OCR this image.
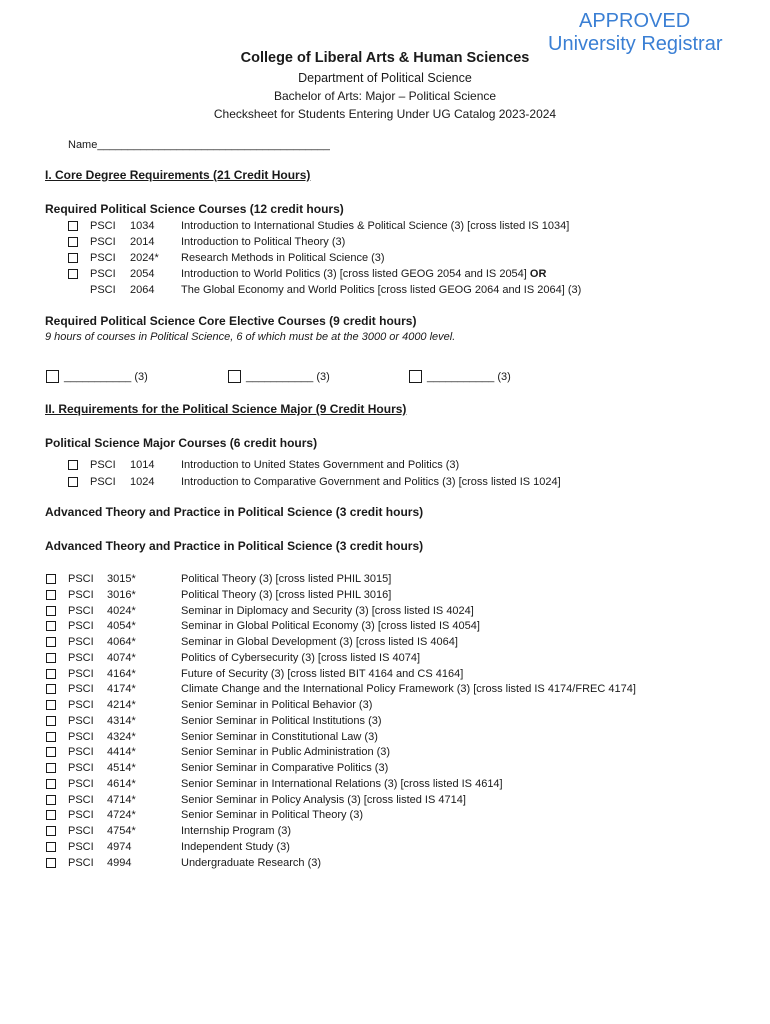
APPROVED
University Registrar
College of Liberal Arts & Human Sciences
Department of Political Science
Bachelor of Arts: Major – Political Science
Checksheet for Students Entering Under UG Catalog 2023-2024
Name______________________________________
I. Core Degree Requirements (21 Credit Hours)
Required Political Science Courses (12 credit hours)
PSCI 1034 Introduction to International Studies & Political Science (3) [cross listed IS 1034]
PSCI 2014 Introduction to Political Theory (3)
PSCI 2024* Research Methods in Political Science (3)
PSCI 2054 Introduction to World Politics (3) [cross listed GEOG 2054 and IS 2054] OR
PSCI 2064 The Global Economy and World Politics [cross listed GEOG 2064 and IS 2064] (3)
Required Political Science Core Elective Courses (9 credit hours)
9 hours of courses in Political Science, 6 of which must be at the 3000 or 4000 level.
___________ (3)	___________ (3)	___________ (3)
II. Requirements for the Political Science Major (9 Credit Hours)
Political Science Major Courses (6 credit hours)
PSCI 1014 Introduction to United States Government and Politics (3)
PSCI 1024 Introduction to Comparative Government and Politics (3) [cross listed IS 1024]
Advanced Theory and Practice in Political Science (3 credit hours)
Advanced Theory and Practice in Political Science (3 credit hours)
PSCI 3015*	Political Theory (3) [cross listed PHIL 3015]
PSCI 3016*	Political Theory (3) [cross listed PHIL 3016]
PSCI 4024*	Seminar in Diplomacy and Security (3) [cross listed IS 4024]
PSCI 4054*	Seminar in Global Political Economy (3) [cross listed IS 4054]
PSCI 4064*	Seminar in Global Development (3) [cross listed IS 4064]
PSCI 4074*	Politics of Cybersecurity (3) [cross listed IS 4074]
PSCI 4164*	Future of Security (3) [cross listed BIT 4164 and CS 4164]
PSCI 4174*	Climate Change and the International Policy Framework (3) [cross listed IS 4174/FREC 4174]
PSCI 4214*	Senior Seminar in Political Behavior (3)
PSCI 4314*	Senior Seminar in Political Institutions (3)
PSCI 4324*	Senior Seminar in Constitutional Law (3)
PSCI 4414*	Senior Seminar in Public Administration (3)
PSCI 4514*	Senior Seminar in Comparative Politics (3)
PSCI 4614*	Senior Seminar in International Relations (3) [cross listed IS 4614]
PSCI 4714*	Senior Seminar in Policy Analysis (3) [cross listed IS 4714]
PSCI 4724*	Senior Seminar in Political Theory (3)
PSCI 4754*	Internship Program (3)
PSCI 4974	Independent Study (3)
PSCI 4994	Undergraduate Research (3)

GOAL OF THE EXERCISE = Repeat the records word for word. Any picture in them should be left out.

THE ANSWER =
OCR this image.
APPROVED
University Registrar
College of Liberal Arts & Human Sciences
Department of Political Science
Bachelor of Arts: Major – Political Science
Checksheet for Students Entering Under UG Catalog 2023-2024
Name______________________________________
I. Core Degree Requirements (21 Credit Hours)
Required Political Science Courses (12 credit hours)
PSCI 1034 Introduction to International Studies & Political Science (3) [cross listed IS 1034]
PSCI 2014 Introduction to Political Theory (3)
PSCI 2024* Research Methods in Political Science (3)
PSCI 2054 Introduction to World Politics (3) [cross listed GEOG 2054 and IS 2054] OR
PSCI 2064 The Global Economy and World Politics [cross listed GEOG 2064 and IS 2064] (3)
Required Political Science Core Elective Courses (9 credit hours)
9 hours of courses in Political Science, 6 of which must be at the 3000 or 4000 level.
___________ (3)	___________ (3)	___________ (3)
II. Requirements for the Political Science Major (9 Credit Hours)
Political Science Major Courses (6 credit hours)
PSCI 1014 Introduction to United States Government and Politics (3)
PSCI 1024 Introduction to Comparative Government and Politics (3) [cross listed IS 1024]
Advanced Theory and Practice in Political Science (3 credit hours)
Advanced Theory and Practice in Political Science (3 credit hours)
PSCI 3015*	Political Theory (3) [cross listed PHIL 3015]
PSCI 3016*	Political Theory (3) [cross listed PHIL 3016]
PSCI 4024*	Seminar in Diplomacy and Security (3) [cross listed IS 4024]
PSCI 4054*	Seminar in Global Political Economy (3) [cross listed IS 4054]
PSCI 4064*	Seminar in Global Development (3) [cross listed IS 4064]
PSCI 4074*	Politics of Cybersecurity (3) [cross listed IS 4074]
PSCI 4164*	Future of Security (3) [cross listed BIT 4164 and CS 4164]
PSCI 4174*	Climate Change and the International Policy Framework (3) [cross listed IS 4174/FREC 4174]
PSCI 4214*	Senior Seminar in Political Behavior (3)
PSCI 4314*	Senior Seminar in Political Institutions (3)
PSCI 4324*	Senior Seminar in Constitutional Law (3)
PSCI 4414*	Senior Seminar in Public Administration (3)
PSCI 4514*	Senior Seminar in Comparative Politics (3)
PSCI 4614*	Senior Seminar in International Relations (3) [cross listed IS 4614]
PSCI 4714*	Senior Seminar in Policy Analysis (3) [cross listed IS 4714]
PSCI 4724*	Senior Seminar in Political Theory (3)
PSCI 4754*	Internship Program (3)
PSCI 4974	Independent Study (3)
PSCI 4994	Undergraduate Research (3)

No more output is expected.